Source records:
___

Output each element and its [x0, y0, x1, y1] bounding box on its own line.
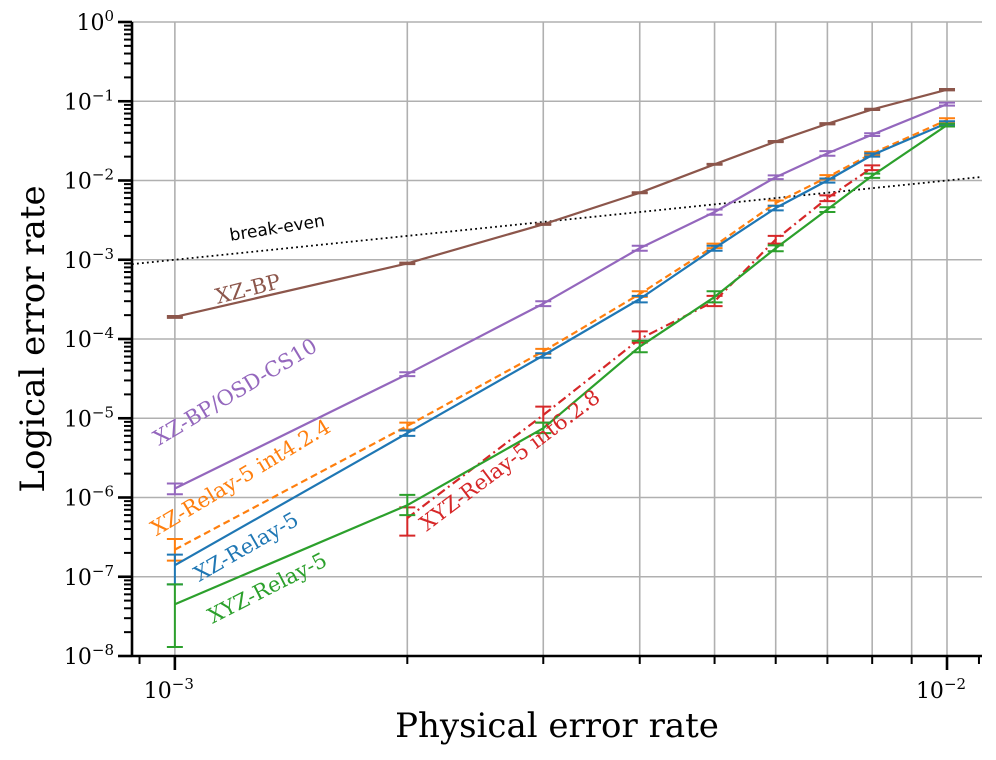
y-tick-label: 10−1	[64, 86, 114, 115]
y-tick-label: 10−7	[64, 562, 114, 591]
y-axis-label: Logical error rate	[13, 185, 53, 492]
x-tick-label: 10−2	[916, 675, 966, 704]
y-tick-label: 10−8	[64, 641, 114, 670]
x-tick-label: 10−3	[144, 675, 194, 704]
x-axis-label: Physical error rate	[395, 706, 719, 746]
series-xz-relay-5	[166, 120, 956, 586]
y-tick-label: 100	[76, 7, 114, 36]
series-xz-bp-osd-cs10	[166, 101, 956, 496]
y-tick-label: 10−2	[64, 166, 114, 195]
ticks: 10−8 10−7 10−6 10−5 10−4 10−3 10−2 10−1 100 10−3 1…	[64, 7, 980, 704]
y-tick-label: 10−6	[64, 483, 114, 512]
series-xz-bp	[166, 87, 956, 319]
y-tick-label: 10−5	[64, 403, 114, 432]
series-xyz-relay-5	[166, 122, 956, 648]
y-tick-label: 10−4	[64, 324, 114, 353]
y-tick-label: 10−3	[64, 245, 114, 274]
series-group	[166, 87, 956, 648]
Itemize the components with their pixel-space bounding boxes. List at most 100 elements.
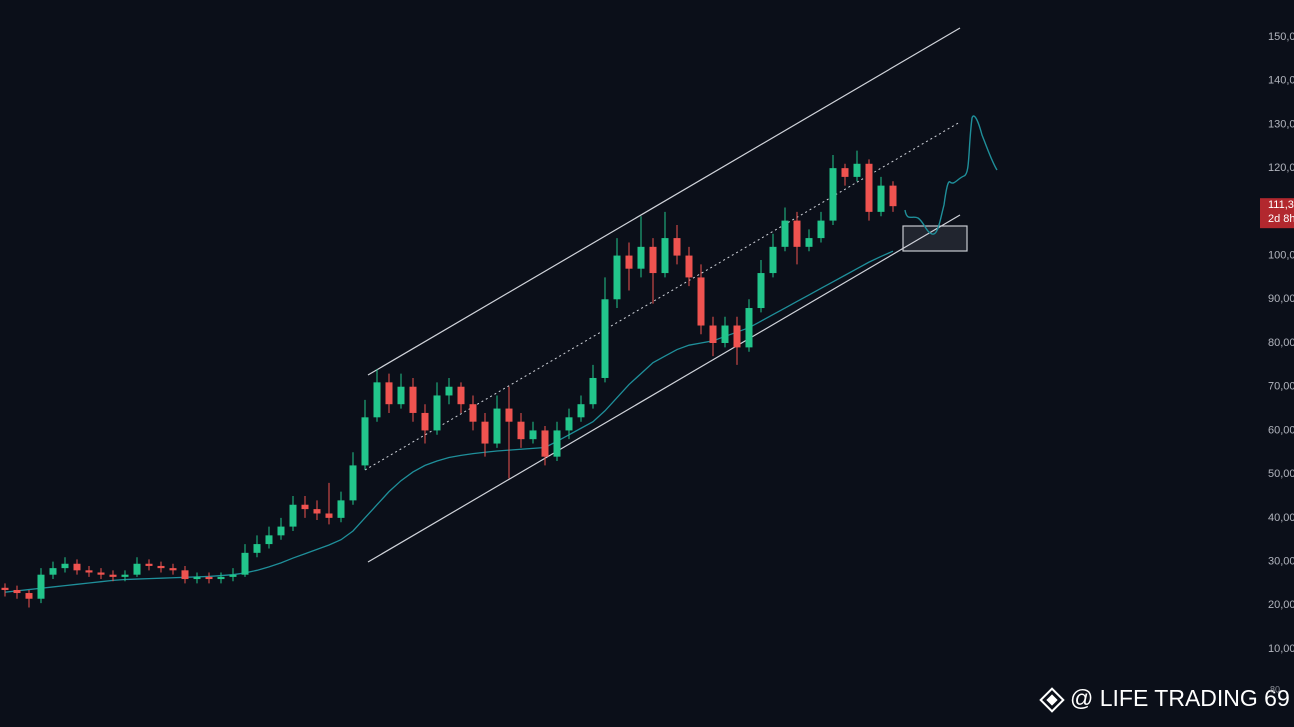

___

**What you are asked to do:**
Reproduce every line of the entries above verbatim, omitting the pictures.

**Complete answer:**
Output each element and its [x0, y0, x1, y1] bounding box on its own line.
y-tick-label: 10−1	[64, 86, 114, 115]
y-tick-label: 10−7	[64, 562, 114, 591]
y-axis-label: Logical error rate	[13, 185, 53, 492]
x-tick-label: 10−2	[916, 675, 966, 704]
y-tick-label: 10−8	[64, 641, 114, 670]
x-tick-label: 10−3	[144, 675, 194, 704]
x-axis-label: Physical error rate	[395, 706, 719, 746]
series-xz-relay-5	[166, 120, 956, 586]
y-tick-label: 100	[76, 7, 114, 36]
series-xz-bp-osd-cs10	[166, 101, 956, 496]
y-tick-label: 10−2	[64, 166, 114, 195]
ticks: 10−8 10−7 10−6 10−5 10−4 10−3 10−2 10−1 100 10−3 1…	[64, 7, 980, 704]
y-tick-label: 10−6	[64, 483, 114, 512]
series-xz-bp	[166, 87, 956, 319]
y-tick-label: 10−5	[64, 403, 114, 432]
series-xyz-relay-5	[166, 122, 956, 648]
y-tick-label: 10−4	[64, 324, 114, 353]
y-tick-label: 10−3	[64, 245, 114, 274]
series-group	[166, 87, 956, 648]
Itemize the components with their pixel-space bounding boxes. List at most 100 elements.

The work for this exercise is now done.